■ Directions for this task:
Can you rewrite the records below so that every "interactable" becomes "clickable", leaving everything else unchanged?

Layout annotation data
* * * * * * *

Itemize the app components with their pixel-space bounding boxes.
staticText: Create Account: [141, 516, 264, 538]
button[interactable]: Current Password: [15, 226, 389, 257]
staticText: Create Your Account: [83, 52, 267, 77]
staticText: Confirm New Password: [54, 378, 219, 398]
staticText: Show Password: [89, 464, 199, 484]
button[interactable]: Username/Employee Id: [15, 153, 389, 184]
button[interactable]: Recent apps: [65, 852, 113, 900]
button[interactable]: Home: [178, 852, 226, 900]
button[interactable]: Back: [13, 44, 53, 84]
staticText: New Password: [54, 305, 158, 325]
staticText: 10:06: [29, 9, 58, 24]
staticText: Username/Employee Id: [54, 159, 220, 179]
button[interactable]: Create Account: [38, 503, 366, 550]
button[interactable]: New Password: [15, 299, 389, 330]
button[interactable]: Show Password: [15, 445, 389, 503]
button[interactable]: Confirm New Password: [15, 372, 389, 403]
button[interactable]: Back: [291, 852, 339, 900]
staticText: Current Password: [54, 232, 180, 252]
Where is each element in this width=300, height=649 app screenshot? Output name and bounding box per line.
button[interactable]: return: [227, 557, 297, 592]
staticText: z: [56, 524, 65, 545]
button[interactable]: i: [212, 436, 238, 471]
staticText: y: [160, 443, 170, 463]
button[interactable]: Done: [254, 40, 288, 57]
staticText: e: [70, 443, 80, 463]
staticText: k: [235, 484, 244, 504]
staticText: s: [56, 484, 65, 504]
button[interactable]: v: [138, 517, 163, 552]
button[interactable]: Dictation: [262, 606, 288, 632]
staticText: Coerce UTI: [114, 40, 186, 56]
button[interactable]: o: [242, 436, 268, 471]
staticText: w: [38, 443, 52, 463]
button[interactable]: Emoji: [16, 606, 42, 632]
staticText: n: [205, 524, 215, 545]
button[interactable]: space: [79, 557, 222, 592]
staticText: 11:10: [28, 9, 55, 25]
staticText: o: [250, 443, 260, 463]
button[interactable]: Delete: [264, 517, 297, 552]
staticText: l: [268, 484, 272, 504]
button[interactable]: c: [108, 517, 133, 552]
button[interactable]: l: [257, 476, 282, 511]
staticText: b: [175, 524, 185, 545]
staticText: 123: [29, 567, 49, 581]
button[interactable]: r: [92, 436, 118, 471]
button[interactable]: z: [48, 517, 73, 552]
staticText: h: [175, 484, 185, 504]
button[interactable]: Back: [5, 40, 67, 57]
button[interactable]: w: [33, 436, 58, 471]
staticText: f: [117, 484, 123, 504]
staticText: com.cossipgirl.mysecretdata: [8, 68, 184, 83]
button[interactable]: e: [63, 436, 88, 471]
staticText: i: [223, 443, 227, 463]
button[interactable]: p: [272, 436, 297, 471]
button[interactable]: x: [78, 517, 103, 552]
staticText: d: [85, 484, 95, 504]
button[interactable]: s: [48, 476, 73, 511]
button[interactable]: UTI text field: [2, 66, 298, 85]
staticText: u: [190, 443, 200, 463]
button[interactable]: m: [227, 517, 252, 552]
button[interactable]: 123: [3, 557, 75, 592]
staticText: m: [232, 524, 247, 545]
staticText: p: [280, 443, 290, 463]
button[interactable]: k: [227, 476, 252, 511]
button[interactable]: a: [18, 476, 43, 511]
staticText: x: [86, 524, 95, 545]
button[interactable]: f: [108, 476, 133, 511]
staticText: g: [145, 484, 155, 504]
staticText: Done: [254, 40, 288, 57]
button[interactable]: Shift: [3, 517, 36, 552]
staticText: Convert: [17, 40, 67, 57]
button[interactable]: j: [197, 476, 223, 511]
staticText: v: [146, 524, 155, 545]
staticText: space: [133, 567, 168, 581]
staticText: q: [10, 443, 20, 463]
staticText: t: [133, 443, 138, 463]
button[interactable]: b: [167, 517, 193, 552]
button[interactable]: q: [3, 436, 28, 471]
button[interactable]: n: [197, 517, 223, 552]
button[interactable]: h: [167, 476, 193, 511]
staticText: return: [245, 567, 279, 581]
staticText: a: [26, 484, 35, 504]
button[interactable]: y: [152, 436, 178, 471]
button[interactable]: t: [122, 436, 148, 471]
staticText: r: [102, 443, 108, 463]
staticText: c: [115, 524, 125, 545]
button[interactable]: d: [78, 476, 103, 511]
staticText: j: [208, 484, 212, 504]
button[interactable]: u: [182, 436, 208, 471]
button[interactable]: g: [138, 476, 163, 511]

* * * * * * *

■ Task output:
Itemize the app components with their pixel-space bounding boxes.
staticText: Create Account: [141, 516, 264, 538]
button[clickable]: Current Password: [15, 226, 389, 257]
staticText: Create Your Account: [83, 52, 267, 77]
staticText: Confirm New Password: [54, 378, 219, 398]
staticText: Show Password: [89, 464, 199, 484]
button[clickable]: Username/Employee Id: [15, 153, 389, 184]
button[clickable]: Recent apps: [65, 852, 113, 900]
button[clickable]: Home: [178, 852, 226, 900]
button[clickable]: Back: [13, 44, 53, 84]
staticText: New Password: [54, 305, 158, 325]
staticText: 10:06: [29, 9, 58, 24]
staticText: Username/Employee Id: [54, 159, 220, 179]
button[clickable]: Create Account: [38, 503, 366, 550]
button[clickable]: New Password: [15, 299, 389, 330]
button[clickable]: Show Password: [15, 445, 389, 503]
button[clickable]: Confirm New Password: [15, 372, 389, 403]
button[clickable]: Back: [291, 852, 339, 900]
staticText: Current Password: [54, 232, 180, 252]
Where is each element in this width=300, height=649 app screenshot? Output name and bounding box per line.
button[clickable]: return: [227, 557, 297, 592]
staticText: z: [56, 524, 65, 545]
button[clickable]: i: [212, 436, 238, 471]
staticText: y: [160, 443, 170, 463]
button[clickable]: Done: [254, 40, 288, 57]
staticText: e: [70, 443, 80, 463]
staticText: k: [235, 484, 244, 504]
staticText: s: [56, 484, 65, 504]
button[clickable]: v: [138, 517, 163, 552]
button[clickable]: Dictation: [262, 606, 288, 632]
staticText: Coerce UTI: [114, 40, 186, 56]
button[clickable]: o: [242, 436, 268, 471]
staticText: w: [38, 443, 52, 463]
button[clickable]: Emoji: [16, 606, 42, 632]
staticText: n: [205, 524, 215, 545]
button[clickable]: space: [79, 557, 222, 592]
staticText: 11:10: [28, 9, 55, 25]
staticText: o: [250, 443, 260, 463]
button[clickable]: Delete: [264, 517, 297, 552]
staticText: l: [268, 484, 272, 504]
button[clickable]: c: [108, 517, 133, 552]
button[clickable]: l: [257, 476, 282, 511]
staticText: b: [175, 524, 185, 545]
staticText: 123: [29, 567, 49, 581]
button[clickable]: r: [92, 436, 118, 471]
button[clickable]: z: [48, 517, 73, 552]
staticText: h: [175, 484, 185, 504]
button[clickable]: Back: [5, 40, 67, 57]
button[clickable]: w: [33, 436, 58, 471]
staticText: f: [117, 484, 123, 504]
staticText: com.cossipgirl.mysecretdata: [8, 68, 184, 83]
button[clickable]: e: [63, 436, 88, 471]
staticText: i: [223, 443, 227, 463]
button[clickable]: p: [272, 436, 297, 471]
button[clickable]: x: [78, 517, 103, 552]
staticText: d: [85, 484, 95, 504]
button[clickable]: s: [48, 476, 73, 511]
button[clickable]: UTI text field: [2, 66, 298, 85]
staticText: u: [190, 443, 200, 463]
button[clickable]: m: [227, 517, 252, 552]
button[clickable]: 123: [3, 557, 75, 592]
staticText: m: [232, 524, 247, 545]
staticText: p: [280, 443, 290, 463]
button[clickable]: k: [227, 476, 252, 511]
button[clickable]: a: [18, 476, 43, 511]
staticText: x: [86, 524, 95, 545]
button[clickable]: f: [108, 476, 133, 511]
staticText: g: [145, 484, 155, 504]
staticText: Done: [254, 40, 288, 57]
button[clickable]: Shift: [3, 517, 36, 552]
staticText: Convert: [17, 40, 67, 57]
button[clickable]: j: [197, 476, 223, 511]
staticText: v: [146, 524, 155, 545]
staticText: space: [133, 567, 168, 581]
staticText: q: [10, 443, 20, 463]
staticText: t: [133, 443, 138, 463]
button[clickable]: b: [167, 517, 193, 552]
button[clickable]: q: [3, 436, 28, 471]
button[clickable]: n: [197, 517, 223, 552]
button[clickable]: h: [167, 476, 193, 511]
staticText: return: [245, 567, 279, 581]
staticText: a: [26, 484, 35, 504]
button[clickable]: y: [152, 436, 178, 471]
button[clickable]: t: [122, 436, 148, 471]
staticText: r: [102, 443, 108, 463]
staticText: c: [115, 524, 125, 545]
button[clickable]: d: [78, 476, 103, 511]
staticText: j: [208, 484, 212, 504]
button[clickable]: u: [182, 436, 208, 471]
button[clickable]: g: [138, 476, 163, 511]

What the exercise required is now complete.